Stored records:
____

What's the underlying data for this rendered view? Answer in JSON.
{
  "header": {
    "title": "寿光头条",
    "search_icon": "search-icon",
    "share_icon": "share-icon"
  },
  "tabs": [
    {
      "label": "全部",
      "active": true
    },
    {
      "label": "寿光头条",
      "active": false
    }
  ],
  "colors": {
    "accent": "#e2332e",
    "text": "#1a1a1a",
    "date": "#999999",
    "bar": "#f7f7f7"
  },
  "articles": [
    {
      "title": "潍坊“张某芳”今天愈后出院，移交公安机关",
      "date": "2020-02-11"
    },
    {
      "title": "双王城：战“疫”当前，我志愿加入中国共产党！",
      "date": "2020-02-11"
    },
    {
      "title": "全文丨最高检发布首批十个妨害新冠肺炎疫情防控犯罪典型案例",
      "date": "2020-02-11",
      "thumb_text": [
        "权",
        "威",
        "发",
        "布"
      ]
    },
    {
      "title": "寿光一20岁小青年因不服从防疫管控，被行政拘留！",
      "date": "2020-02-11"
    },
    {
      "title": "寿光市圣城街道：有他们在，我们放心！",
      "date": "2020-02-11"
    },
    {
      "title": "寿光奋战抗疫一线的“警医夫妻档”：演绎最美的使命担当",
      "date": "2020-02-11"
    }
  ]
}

____

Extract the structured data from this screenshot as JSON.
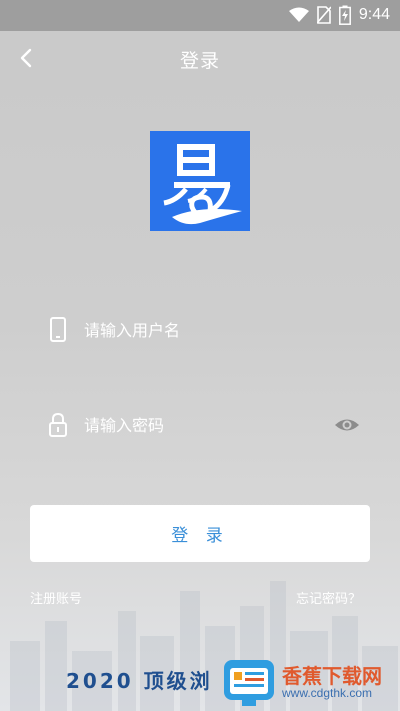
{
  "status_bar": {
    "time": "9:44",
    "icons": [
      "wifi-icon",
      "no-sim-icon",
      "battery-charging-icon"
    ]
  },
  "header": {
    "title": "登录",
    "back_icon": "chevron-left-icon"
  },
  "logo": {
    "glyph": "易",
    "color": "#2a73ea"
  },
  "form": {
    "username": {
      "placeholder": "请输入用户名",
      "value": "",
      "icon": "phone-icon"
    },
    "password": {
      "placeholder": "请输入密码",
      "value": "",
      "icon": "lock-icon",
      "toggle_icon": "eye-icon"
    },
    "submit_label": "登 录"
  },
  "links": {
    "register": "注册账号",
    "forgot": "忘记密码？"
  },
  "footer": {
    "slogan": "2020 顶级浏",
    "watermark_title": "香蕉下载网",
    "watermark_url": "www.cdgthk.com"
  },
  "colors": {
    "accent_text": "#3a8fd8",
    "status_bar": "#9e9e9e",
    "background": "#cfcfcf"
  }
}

____

Copy out every line of the data that includes "JSON".

What's the underlying data for this rendered view? Answer in JSON.
Extract the structured data from this screenshot as JSON.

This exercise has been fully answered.